[GIVEN EXERCISE] Search the material below for the word "entre" and copy every line in which it occurs.

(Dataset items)
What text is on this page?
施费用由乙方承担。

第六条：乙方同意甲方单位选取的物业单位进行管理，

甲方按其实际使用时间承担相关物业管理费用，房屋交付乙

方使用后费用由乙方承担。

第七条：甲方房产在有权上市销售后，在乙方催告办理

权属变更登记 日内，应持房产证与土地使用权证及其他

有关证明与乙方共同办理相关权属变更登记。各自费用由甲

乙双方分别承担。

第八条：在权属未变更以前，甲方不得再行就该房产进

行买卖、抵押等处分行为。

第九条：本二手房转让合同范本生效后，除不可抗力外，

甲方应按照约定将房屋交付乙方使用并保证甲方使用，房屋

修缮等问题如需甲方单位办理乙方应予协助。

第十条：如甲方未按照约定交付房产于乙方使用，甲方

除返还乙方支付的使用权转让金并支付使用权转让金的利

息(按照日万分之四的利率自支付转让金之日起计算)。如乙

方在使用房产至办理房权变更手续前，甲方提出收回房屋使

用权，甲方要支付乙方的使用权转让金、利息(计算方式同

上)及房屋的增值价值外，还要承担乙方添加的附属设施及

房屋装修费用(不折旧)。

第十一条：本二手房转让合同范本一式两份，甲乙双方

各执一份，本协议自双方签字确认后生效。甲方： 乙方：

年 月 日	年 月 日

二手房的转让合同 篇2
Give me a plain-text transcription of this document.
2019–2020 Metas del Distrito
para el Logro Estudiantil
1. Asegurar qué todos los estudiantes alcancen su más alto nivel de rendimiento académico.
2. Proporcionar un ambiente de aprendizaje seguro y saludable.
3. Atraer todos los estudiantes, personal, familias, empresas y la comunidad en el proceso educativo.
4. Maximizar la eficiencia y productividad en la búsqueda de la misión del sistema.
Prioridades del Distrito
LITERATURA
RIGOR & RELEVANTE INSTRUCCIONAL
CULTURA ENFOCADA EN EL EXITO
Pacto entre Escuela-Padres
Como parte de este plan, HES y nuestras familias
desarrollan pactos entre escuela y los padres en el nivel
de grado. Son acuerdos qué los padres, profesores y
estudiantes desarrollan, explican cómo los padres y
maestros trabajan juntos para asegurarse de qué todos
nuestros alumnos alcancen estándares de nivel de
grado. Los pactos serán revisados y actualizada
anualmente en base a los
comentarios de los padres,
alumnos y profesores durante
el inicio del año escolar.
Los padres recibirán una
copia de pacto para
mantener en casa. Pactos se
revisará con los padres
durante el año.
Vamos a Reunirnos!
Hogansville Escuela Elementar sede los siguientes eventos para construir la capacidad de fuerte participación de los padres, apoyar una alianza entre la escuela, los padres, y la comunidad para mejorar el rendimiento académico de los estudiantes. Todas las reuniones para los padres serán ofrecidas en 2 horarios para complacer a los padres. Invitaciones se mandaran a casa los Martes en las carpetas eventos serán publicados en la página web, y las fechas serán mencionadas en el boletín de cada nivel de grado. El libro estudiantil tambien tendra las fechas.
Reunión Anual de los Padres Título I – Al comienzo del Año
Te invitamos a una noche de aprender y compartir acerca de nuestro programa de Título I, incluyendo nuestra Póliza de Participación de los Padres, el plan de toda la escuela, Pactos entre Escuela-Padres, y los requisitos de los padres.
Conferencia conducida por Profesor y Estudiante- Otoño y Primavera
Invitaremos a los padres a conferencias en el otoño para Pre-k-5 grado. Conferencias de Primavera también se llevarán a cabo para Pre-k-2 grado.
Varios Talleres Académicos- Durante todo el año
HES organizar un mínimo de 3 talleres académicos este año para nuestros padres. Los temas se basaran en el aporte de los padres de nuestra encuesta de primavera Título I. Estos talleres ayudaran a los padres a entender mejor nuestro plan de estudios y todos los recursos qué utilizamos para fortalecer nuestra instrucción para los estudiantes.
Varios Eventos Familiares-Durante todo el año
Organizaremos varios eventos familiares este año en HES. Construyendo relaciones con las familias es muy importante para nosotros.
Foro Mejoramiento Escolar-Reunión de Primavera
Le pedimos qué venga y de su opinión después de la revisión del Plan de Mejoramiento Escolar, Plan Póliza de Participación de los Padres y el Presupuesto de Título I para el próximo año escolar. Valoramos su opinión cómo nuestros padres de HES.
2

[OUTPUT OF THE TASK]
Pacto entre Escuela-Padres
desarrollan pactos entre escuela y los padres en el nivel
Hogansville Escuela Elementar sede los siguientes eventos para construir la capacidad de fuerte participación de los padres, apoyar una alianza entre la escuela, los padres, y la comunidad para mejorar el rendimiento académico de los estudiantes. Todas las reuniones para los padres serán ofrecidas en 2 horarios para complacer a los padres. Invitaciones se mandaran a casa los Martes en las carpetas eventos serán publicados en la página web, y las fechas serán mencionadas en el boletín de cada nivel de grado. El libro estudiantil tambien tendra las fechas.
Te invitamos a una noche de aprender y compartir acerca de nuestro programa de Título I, incluyendo nuestra Póliza de Participación de los Padres, el plan de toda la escuela, Pactos entre Escuela-Padres, y los requisitos de los padres.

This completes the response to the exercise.